"""

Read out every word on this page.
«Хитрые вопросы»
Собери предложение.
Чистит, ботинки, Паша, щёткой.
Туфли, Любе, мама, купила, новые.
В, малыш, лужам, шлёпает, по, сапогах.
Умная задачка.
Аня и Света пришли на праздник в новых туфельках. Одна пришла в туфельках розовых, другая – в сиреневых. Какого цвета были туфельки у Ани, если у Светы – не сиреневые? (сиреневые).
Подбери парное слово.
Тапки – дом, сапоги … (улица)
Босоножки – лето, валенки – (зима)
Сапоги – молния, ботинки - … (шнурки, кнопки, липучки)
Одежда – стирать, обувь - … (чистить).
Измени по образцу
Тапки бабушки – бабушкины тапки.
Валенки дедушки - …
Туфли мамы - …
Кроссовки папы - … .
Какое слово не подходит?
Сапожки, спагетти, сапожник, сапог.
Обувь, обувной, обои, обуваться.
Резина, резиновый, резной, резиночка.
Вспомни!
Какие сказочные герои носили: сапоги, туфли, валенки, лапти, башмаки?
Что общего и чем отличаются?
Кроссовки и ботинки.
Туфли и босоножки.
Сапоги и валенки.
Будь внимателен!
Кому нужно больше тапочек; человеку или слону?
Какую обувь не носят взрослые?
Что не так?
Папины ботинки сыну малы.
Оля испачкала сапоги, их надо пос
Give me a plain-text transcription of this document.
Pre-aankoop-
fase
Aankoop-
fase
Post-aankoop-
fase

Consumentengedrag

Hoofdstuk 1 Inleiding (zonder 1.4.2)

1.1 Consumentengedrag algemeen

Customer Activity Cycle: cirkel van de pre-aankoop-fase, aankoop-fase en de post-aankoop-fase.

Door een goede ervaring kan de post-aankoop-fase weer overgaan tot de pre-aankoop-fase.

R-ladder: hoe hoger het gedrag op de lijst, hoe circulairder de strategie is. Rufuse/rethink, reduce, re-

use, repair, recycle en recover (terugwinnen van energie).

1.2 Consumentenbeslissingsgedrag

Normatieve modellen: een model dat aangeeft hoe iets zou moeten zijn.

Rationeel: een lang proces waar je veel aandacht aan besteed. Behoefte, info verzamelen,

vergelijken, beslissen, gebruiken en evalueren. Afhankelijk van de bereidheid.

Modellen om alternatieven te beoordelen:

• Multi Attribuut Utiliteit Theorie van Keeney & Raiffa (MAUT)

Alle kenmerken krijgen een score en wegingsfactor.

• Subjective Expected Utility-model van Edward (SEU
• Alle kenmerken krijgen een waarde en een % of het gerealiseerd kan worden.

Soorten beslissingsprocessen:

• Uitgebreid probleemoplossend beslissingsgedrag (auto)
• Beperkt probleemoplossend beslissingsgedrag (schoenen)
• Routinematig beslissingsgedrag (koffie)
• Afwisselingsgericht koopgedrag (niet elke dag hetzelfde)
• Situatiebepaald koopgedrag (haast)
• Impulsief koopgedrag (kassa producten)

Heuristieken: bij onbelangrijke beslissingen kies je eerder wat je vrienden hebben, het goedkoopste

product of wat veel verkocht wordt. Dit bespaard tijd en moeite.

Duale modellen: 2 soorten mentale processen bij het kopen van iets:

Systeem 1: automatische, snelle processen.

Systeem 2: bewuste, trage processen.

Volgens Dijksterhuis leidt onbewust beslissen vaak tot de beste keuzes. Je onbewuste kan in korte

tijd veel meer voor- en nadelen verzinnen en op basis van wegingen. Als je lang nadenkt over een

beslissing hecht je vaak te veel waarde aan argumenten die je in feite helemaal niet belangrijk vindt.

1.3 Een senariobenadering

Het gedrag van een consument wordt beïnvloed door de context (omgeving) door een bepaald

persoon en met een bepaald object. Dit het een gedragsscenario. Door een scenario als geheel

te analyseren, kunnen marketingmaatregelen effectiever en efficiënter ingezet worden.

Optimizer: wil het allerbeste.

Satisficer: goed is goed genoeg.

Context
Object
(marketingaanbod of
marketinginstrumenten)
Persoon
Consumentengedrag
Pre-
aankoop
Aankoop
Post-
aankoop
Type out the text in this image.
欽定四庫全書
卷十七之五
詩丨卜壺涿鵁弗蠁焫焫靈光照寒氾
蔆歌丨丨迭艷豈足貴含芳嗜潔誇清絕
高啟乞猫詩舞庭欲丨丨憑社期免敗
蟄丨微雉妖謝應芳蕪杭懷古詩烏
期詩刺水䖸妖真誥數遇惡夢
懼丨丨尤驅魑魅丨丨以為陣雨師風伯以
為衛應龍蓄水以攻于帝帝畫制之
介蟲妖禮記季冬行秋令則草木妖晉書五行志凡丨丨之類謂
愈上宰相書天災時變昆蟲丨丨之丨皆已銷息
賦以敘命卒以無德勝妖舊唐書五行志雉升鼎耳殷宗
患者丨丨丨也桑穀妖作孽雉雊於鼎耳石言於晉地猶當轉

"""

Exercise description: Copy out each line of the data where the string "Systeem" appears.

The result:
Systeem 1: automatische, snelle processen.
Systeem 2: bewuste, trage processen.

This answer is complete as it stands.